> **Aim of the task**:
In the records that follow, show each line where the word "into" is present.

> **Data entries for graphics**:

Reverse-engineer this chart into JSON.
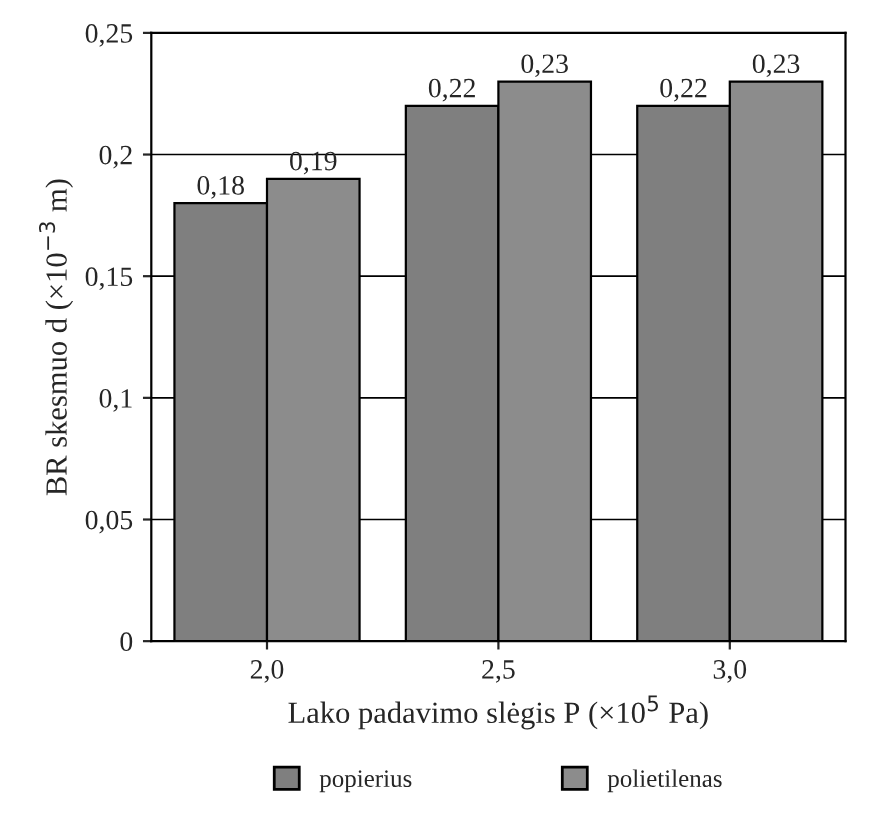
{
  "chart_data": {
    "type": "bar",
    "xlabel": "Lako padavimo slėgis P (×10$^{5}$ Pa)",
    "ylabel": "BR skesmuo d (×10$^{−3}$ m)",
    "categories": [
      "2,0",
      "2,5",
      "3,0"
    ],
    "series": [
      {
        "name": "popierius",
        "color": "#7f7f7f",
        "values": [
          0.18,
          0.22,
          0.22
        ],
        "value_labels": [
          "0,18",
          "0,22",
          "0,22"
        ]
      },
      {
        "name": "polietilenas",
        "color": "#8c8c8c",
        "values": [
          0.19,
          0.23,
          0.23
        ],
        "value_labels": [
          "0,19",
          "0,23",
          "0,23"
        ]
      }
    ],
    "ylim": [
      0,
      0.25
    ],
    "yticks": [
      {
        "value": 0,
        "label": "0"
      },
      {
        "value": 0.05,
        "label": "0,05"
      },
      {
        "value": 0.1,
        "label": "0,1"
      },
      {
        "value": 0.15,
        "label": "0,15"
      },
      {
        "value": 0.2,
        "label": "0,2"
      },
      {
        "value": 0.25,
        "label": "0,25"
      }
    ],
    "grid": "y",
    "legend": "bottom"
  }
}
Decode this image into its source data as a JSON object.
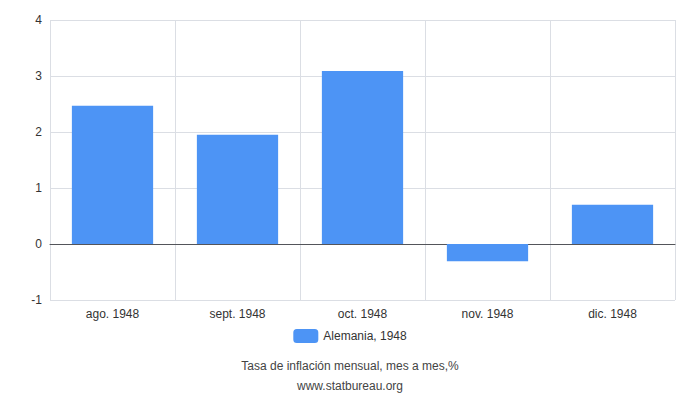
{
  "chart_data": {
    "type": "bar",
    "categories": [
      "ago. 1948",
      "sept. 1948",
      "oct. 1948",
      "nov. 1948",
      "dic. 1948"
    ],
    "series": [
      {
        "name": "Alemania, 1948",
        "color": "#4d94f5",
        "values": [
          2.47,
          1.95,
          3.09,
          -0.31,
          0.7
        ]
      }
    ],
    "ylim": [
      -1,
      4
    ],
    "yticks": [
      -1,
      0,
      1,
      2,
      3,
      4
    ],
    "grid": true,
    "legend": "bottom",
    "annotations": [
      "Tasa de inflación mensual, mes a mes,%",
      "www.statbureau.org"
    ]
  }
}
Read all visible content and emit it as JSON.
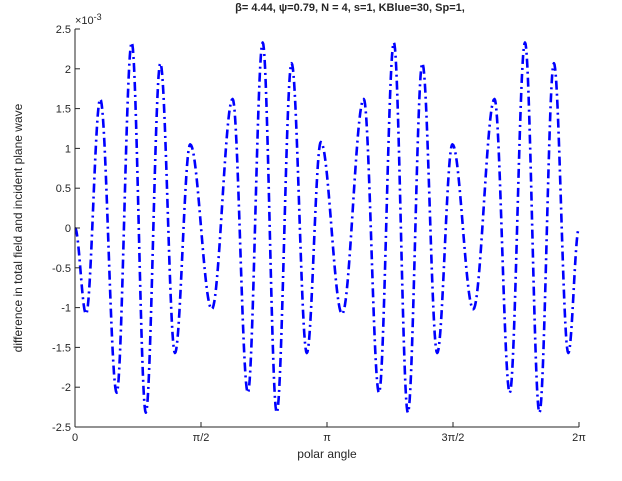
{
  "figure": {
    "title": "β= 4.44, ψ=0.79, N = 4, s=1, KBlue=30, Sp=1,"
  },
  "chart_data": {
    "type": "line",
    "title": "β= 4.44, ψ=0.79, N = 4, s=1, KBlue=30, Sp=1,",
    "xlabel": "polar angle",
    "ylabel": "difference in total field and incident plane wave",
    "xlim": [
      0,
      6.283185
    ],
    "ylim": [
      -0.0025,
      0.0025
    ],
    "y_exponent_label": "×10",
    "y_exponent_power": "-3",
    "x_ticks": [
      {
        "value": 0,
        "label": "0"
      },
      {
        "value": 1.570796,
        "label": "π/2"
      },
      {
        "value": 3.141593,
        "label": "π"
      },
      {
        "value": 4.712389,
        "label": "3π/2"
      },
      {
        "value": 6.283185,
        "label": "2π"
      }
    ],
    "y_ticks": [
      {
        "value": 0.0025,
        "label": "2.5"
      },
      {
        "value": 0.002,
        "label": "2"
      },
      {
        "value": 0.0015,
        "label": "1.5"
      },
      {
        "value": 0.001,
        "label": "1"
      },
      {
        "value": 0.0005,
        "label": "0.5"
      },
      {
        "value": 0,
        "label": "0"
      },
      {
        "value": -0.0005,
        "label": "-0.5"
      },
      {
        "value": -0.001,
        "label": "-1"
      },
      {
        "value": -0.0015,
        "label": "-1.5"
      },
      {
        "value": -0.002,
        "label": "-2"
      },
      {
        "value": -0.0025,
        "label": "-2.5"
      }
    ],
    "grid": false,
    "series": [
      {
        "color": "#0000ff",
        "line_style": "dash-dot",
        "points": [
          [
            0.0,
            0.0
          ],
          [
            0.138,
            -0.00108
          ],
          [
            0.315,
            0.00162
          ],
          [
            0.52,
            -0.00207
          ],
          [
            0.707,
            0.00233
          ],
          [
            0.883,
            -0.00232
          ],
          [
            1.064,
            0.00207
          ],
          [
            1.246,
            -0.00157
          ],
          [
            1.436,
            0.00105
          ],
          [
            1.705,
            -0.00102
          ],
          [
            1.965,
            0.00162
          ],
          [
            2.155,
            -0.00207
          ],
          [
            2.34,
            0.00233
          ],
          [
            2.515,
            -0.00232
          ],
          [
            2.7,
            0.00207
          ],
          [
            2.89,
            -0.00157
          ],
          [
            3.065,
            0.00108
          ],
          [
            3.33,
            -0.00108
          ],
          [
            3.6,
            0.00162
          ],
          [
            3.79,
            -0.00207
          ],
          [
            3.975,
            0.00233
          ],
          [
            4.15,
            -0.00232
          ],
          [
            4.33,
            0.00207
          ],
          [
            4.515,
            -0.00157
          ],
          [
            4.705,
            0.00105
          ],
          [
            4.965,
            -0.00102
          ],
          [
            5.23,
            0.00162
          ],
          [
            5.42,
            -0.00207
          ],
          [
            5.61,
            0.00233
          ],
          [
            5.79,
            -0.00232
          ],
          [
            5.97,
            0.00207
          ],
          [
            6.15,
            -0.00157
          ],
          [
            6.283185,
            0.0
          ]
        ]
      }
    ]
  }
}
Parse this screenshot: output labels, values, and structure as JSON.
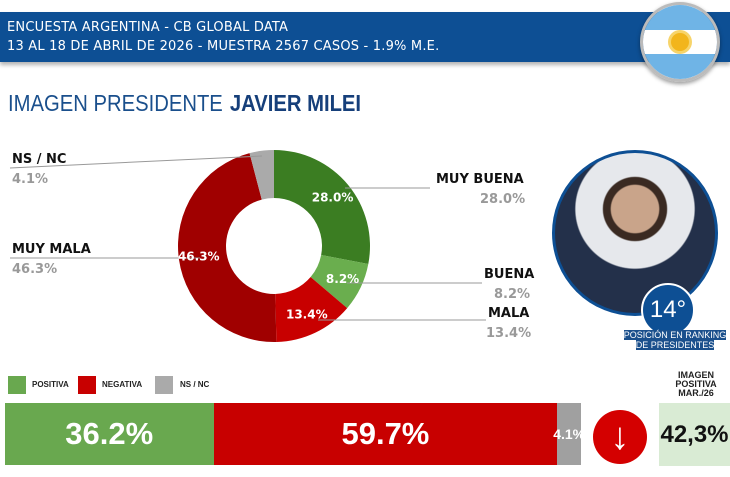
{
  "header": {
    "line1": "ENCUESTA ARGENTINA - CB GLOBAL DATA",
    "line2": "13 AL 18 DE ABRIL DE 2026 - MUESTRA 2567 CASOS - 1.9% M.E."
  },
  "title": {
    "prefix": "IMAGEN PRESIDENTE",
    "name": "JAVIER MILEI"
  },
  "chart_data": {
    "type": "pie",
    "title": "IMAGEN PRESIDENTE JAVIER MILEI",
    "slices": [
      {
        "label": "MUY BUENA",
        "value": 28.0,
        "display": "28.0%",
        "color": "#3b7d22"
      },
      {
        "label": "BUENA",
        "value": 8.2,
        "display": "8.2%",
        "color": "#6aae4e"
      },
      {
        "label": "MALA",
        "value": 13.4,
        "display": "13.4%",
        "color": "#c80000"
      },
      {
        "label": "MUY MALA",
        "value": 46.3,
        "display": "46.3%",
        "color": "#a00000"
      },
      {
        "label": "NS / NC",
        "value": 4.1,
        "display": "4.1%",
        "color": "#aaaaaa"
      }
    ]
  },
  "ranking": {
    "position": "14°",
    "label": "POSICIÓN EN RANKING DE PRESIDENTES"
  },
  "summary": {
    "legend": [
      "POSITIVA",
      "NEGATIVA",
      "NS / NC"
    ],
    "bars": [
      {
        "label": "36.2%",
        "value": 36.2,
        "color": "#69a84f"
      },
      {
        "label": "59.7%",
        "value": 59.7,
        "color": "#c80000"
      },
      {
        "label": "4.1%",
        "value": 4.1,
        "color": "#a0a0a0"
      }
    ],
    "previous_header": "IMAGEN POSITIVA MAR./26",
    "previous_value": "42,3%",
    "trend": "down"
  }
}
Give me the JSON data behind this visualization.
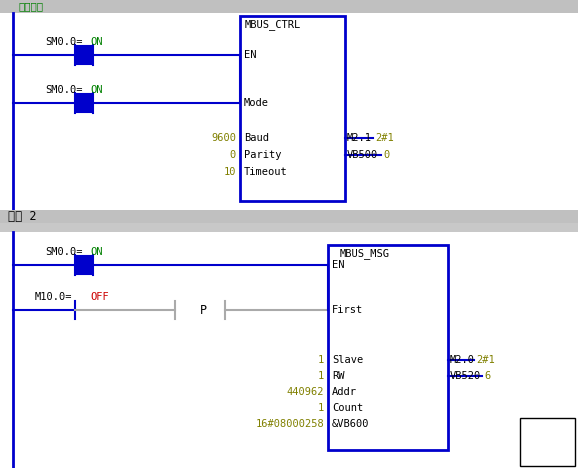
{
  "bg_color": "#f0f0f0",
  "white_bg": "#ffffff",
  "blue": "#0000cc",
  "green": "#008000",
  "olive": "#808000",
  "red": "#cc0000",
  "black": "#000000",
  "gray": "#aaaaaa",
  "light_gray": "#c8c8c8",
  "header_gray": "#c0c0c0",
  "network1_label": "网络注释",
  "network2_label": "网络 2",
  "block1_title": "MBUS_CTRL",
  "block2_title": "MBUS_MSG"
}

> **Solution for this exercise**:
Reverse-engineer this chart into JSON.
Decode this image into its source data as a JSON object.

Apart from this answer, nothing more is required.